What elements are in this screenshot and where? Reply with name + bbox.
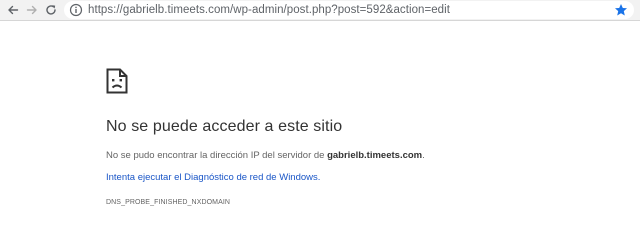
url-text[interactable]: https://gabrielb.timeets.com/wp-admin/po… (88, 2, 450, 18)
error-description: No se pudo encontrar la dirección IP del… (106, 150, 425, 161)
server-domain: gabrielb.timeets.com (327, 150, 423, 161)
network-diagnostics-link[interactable]: Intenta ejecutar el Diagnóstico de red d… (106, 172, 320, 183)
error-description-prefix: No se pudo encontrar la dirección IP del… (106, 150, 328, 161)
error-description-suffix: . (422, 150, 425, 161)
reload-icon (46, 5, 56, 15)
back-button[interactable] (4, 1, 22, 19)
back-arrow-icon (8, 5, 19, 15)
browser-toolbar: https://gabrielb.timeets.com/wp-admin/po… (0, 0, 640, 21)
forward-button[interactable] (23, 1, 41, 19)
sad-page-icon (106, 68, 128, 94)
error-title: No se puede acceder a este sitio (106, 118, 343, 135)
star-icon[interactable] (614, 3, 628, 17)
error-code: DNS_PROBE_FINISHED_NXDOMAIN (106, 199, 231, 206)
info-icon[interactable] (69, 3, 83, 17)
forward-arrow-icon (26, 5, 37, 15)
reload-button[interactable] (42, 1, 60, 19)
address-bar[interactable]: https://gabrielb.timeets.com/wp-admin/po… (64, 1, 634, 19)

····················

Given instruction ▸ Copy the records above exactly as they appear, leaving out the pictures.

Finished task ▸
What elements are in this screenshot and where? Reply with name + bbox.
url-text[interactable]: https://gabrielb.timeets.com/wp-admin/po… (88, 2, 450, 18)
error-description: No se pudo encontrar la dirección IP del… (106, 150, 425, 161)
server-domain: gabrielb.timeets.com (327, 150, 423, 161)
network-diagnostics-link[interactable]: Intenta ejecutar el Diagnóstico de red d… (106, 172, 320, 183)
error-description-prefix: No se pudo encontrar la dirección IP del… (106, 150, 328, 161)
error-description-suffix: . (422, 150, 425, 161)
reload-icon (46, 5, 56, 15)
back-button[interactable] (4, 1, 22, 19)
back-arrow-icon (8, 5, 19, 15)
browser-toolbar: https://gabrielb.timeets.com/wp-admin/po… (0, 0, 640, 21)
forward-button[interactable] (23, 1, 41, 19)
sad-page-icon (106, 68, 128, 94)
error-title: No se puede acceder a este sitio (106, 118, 343, 135)
star-icon[interactable] (614, 3, 628, 17)
error-code: DNS_PROBE_FINISHED_NXDOMAIN (106, 199, 231, 206)
info-icon[interactable] (69, 3, 83, 17)
forward-arrow-icon (26, 5, 37, 15)
reload-button[interactable] (42, 1, 60, 19)
address-bar[interactable]: https://gabrielb.timeets.com/wp-admin/po… (64, 1, 634, 19)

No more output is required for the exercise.